*BRIEF*. Filter the entries that follow, copying every line in which the word "Hirschhorn" appears.

:::

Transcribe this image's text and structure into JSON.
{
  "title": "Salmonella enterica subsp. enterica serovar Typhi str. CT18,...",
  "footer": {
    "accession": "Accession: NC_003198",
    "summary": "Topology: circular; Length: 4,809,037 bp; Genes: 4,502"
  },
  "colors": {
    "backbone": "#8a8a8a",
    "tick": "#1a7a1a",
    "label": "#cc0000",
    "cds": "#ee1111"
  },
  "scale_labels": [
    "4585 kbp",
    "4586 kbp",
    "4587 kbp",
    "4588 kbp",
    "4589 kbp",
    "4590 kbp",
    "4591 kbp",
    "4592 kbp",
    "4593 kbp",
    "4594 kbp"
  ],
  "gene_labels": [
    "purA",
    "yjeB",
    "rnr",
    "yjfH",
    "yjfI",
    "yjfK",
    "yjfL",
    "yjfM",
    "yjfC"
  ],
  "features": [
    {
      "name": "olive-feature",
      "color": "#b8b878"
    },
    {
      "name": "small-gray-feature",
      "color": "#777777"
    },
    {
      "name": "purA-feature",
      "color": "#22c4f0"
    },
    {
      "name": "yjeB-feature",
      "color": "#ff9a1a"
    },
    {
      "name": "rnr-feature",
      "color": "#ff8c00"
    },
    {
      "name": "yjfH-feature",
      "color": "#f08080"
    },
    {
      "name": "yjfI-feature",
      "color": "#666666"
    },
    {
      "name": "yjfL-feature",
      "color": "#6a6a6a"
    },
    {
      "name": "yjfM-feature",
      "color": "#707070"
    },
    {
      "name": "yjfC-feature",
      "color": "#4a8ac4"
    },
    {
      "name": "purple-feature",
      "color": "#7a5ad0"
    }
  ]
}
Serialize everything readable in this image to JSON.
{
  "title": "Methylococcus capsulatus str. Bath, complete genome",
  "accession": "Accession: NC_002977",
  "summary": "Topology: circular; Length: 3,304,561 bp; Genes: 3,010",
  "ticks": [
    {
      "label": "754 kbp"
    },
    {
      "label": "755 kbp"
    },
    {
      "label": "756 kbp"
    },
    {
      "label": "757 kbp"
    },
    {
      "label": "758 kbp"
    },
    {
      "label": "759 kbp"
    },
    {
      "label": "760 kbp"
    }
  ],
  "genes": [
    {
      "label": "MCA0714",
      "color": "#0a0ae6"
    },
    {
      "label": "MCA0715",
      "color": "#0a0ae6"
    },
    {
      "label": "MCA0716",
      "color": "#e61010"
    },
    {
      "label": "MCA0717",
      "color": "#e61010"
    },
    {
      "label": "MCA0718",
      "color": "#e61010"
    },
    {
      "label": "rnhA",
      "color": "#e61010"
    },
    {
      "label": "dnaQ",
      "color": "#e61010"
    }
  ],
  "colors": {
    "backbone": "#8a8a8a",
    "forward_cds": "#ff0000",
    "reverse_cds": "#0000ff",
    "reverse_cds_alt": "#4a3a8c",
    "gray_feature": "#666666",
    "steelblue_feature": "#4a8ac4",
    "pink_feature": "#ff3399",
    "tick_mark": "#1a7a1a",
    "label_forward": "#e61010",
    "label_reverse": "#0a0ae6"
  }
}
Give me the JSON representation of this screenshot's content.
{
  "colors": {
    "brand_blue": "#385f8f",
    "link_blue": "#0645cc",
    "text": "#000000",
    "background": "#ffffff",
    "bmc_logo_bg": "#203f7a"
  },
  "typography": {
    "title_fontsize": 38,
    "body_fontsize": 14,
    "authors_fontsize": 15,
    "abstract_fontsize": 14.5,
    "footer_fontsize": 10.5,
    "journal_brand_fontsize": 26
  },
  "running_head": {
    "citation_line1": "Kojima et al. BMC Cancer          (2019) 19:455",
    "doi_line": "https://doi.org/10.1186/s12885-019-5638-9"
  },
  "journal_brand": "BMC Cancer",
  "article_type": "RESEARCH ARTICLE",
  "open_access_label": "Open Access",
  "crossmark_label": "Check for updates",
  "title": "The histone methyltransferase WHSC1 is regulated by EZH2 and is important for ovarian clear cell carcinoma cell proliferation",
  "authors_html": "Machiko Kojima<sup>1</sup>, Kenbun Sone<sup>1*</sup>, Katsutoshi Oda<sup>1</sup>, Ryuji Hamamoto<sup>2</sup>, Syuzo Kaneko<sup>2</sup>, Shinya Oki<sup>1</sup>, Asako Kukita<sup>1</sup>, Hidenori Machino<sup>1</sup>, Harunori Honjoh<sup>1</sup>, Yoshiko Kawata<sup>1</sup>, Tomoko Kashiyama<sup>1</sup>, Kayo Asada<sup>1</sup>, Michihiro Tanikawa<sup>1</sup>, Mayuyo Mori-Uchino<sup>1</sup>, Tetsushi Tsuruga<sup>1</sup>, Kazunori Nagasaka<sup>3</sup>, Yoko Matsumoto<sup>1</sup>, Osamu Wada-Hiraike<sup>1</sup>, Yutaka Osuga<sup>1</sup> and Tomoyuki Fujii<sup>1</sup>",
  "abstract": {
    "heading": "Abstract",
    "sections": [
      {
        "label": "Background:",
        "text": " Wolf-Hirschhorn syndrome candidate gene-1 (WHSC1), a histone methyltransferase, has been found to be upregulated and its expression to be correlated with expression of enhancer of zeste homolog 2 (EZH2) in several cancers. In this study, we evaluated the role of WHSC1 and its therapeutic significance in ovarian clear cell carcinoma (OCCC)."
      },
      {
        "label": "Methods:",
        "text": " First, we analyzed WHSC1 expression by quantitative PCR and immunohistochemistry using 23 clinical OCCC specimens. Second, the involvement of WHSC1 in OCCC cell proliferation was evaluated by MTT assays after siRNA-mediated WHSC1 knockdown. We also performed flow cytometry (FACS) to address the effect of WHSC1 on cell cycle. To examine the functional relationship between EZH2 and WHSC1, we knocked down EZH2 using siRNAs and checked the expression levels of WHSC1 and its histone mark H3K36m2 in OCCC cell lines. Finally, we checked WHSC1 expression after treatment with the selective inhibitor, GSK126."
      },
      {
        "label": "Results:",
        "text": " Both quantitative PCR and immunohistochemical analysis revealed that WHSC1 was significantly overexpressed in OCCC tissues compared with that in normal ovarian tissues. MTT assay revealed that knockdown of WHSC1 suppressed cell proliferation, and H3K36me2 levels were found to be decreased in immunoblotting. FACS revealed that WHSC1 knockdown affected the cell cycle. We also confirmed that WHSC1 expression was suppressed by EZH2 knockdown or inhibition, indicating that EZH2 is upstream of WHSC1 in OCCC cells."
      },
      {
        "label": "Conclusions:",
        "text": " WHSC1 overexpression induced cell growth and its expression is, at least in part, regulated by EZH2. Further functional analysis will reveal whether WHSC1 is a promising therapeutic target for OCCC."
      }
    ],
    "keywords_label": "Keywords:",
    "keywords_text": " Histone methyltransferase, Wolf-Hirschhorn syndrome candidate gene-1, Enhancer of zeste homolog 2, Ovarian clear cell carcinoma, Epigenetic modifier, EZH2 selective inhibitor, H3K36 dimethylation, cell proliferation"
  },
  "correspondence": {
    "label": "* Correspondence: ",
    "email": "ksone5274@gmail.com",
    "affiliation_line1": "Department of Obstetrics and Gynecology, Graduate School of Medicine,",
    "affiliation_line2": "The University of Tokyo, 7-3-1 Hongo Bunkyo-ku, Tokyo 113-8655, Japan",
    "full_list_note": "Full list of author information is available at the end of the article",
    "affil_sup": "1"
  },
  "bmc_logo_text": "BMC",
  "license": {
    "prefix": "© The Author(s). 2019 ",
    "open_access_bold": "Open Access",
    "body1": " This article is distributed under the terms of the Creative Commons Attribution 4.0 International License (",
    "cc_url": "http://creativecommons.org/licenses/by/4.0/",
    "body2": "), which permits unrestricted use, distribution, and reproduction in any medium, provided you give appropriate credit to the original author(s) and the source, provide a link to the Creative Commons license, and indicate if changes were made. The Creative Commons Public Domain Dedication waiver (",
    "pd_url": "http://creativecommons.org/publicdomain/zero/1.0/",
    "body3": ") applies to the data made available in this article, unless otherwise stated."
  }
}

:::

*ANSWER SPACE*.
        "text": " Wolf-Hirschhorn syndrome candidate gene-1 (WHSC1), a histone methyltransferase, has been found to be upregulated and its expression to be correlated with expression of enhancer of zeste homolog 2 (EZH2) in several cancers. In this study, we evaluated the role of WHSC1 and its therapeutic significance in ovarian clear cell carcinoma (OCCC)."
    "keywords_text": " Histone methyltransferase, Wolf-Hirschhorn syndrome candidate gene-1, Enhancer of zeste homolog 2, Ovarian clear cell carcinoma, Epigenetic modifier, EZH2 selective inhibitor, H3K36 dimethylation, cell proliferation"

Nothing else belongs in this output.